[WHAT YOU HAVE TO DO] Find how many lines of the listing below include the word "title", then report the number by itself.

-- Start MATERIAL PROVIDED --

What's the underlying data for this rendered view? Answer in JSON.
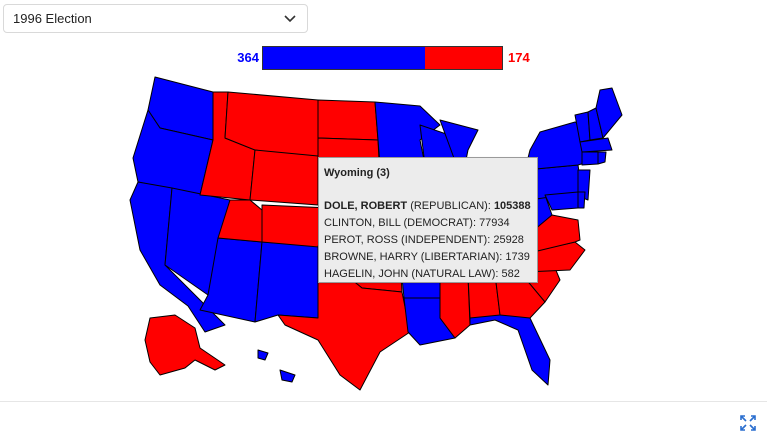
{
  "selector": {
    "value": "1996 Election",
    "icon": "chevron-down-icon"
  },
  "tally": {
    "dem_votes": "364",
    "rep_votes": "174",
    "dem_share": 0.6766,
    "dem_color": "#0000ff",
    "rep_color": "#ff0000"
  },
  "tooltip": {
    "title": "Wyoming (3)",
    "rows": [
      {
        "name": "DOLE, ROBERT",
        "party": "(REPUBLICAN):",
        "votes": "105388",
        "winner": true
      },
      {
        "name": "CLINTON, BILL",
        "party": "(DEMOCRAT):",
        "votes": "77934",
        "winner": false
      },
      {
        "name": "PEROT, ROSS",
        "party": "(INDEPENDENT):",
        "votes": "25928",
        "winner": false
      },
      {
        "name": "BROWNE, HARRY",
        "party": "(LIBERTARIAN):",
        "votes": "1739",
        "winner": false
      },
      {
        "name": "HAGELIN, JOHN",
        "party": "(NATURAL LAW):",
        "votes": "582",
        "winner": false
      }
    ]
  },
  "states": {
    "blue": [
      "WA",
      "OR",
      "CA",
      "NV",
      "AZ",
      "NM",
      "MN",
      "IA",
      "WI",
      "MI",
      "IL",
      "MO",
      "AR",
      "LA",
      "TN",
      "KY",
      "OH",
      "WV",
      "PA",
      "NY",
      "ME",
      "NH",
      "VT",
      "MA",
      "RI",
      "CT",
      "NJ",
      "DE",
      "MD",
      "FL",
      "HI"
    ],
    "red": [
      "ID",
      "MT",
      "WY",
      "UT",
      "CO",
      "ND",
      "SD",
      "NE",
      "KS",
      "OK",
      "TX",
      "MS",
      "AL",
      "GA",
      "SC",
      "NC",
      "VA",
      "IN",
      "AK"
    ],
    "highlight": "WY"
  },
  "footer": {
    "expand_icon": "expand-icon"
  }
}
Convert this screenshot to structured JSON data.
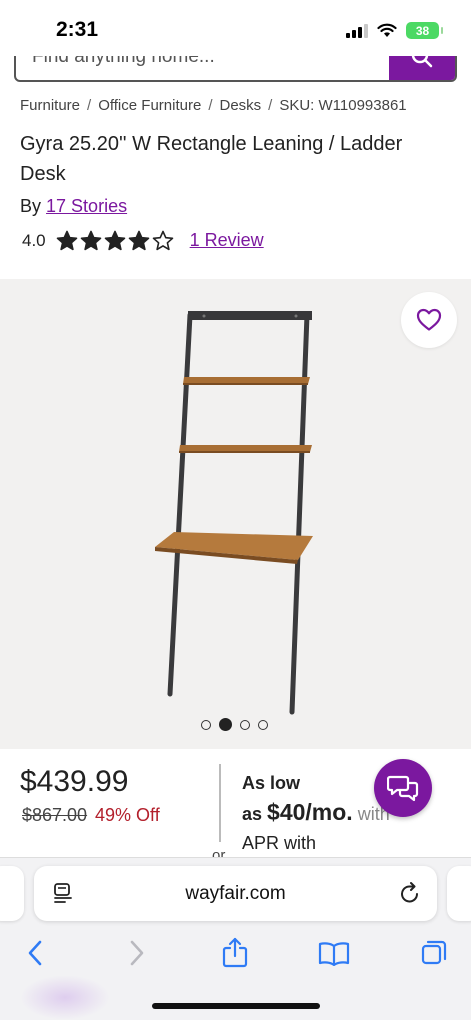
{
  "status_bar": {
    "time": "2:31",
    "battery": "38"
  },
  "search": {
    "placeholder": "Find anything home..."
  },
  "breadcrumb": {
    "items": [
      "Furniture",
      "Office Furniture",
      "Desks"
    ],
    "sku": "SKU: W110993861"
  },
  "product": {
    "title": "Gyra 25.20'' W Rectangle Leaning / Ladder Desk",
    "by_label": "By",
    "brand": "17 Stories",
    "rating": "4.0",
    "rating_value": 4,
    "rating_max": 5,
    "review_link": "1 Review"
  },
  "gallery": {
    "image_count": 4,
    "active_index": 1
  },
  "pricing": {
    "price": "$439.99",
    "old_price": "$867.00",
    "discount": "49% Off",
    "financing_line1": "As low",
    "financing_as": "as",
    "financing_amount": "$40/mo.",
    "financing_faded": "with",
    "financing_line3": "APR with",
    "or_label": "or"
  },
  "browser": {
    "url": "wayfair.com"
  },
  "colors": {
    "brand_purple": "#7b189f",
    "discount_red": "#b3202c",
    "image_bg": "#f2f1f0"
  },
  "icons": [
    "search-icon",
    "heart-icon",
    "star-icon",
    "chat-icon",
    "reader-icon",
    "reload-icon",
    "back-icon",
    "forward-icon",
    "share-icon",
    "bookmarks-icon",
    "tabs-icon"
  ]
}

-- End MATERIAL PROVIDED --

[EXERCISE OUTPUT] 2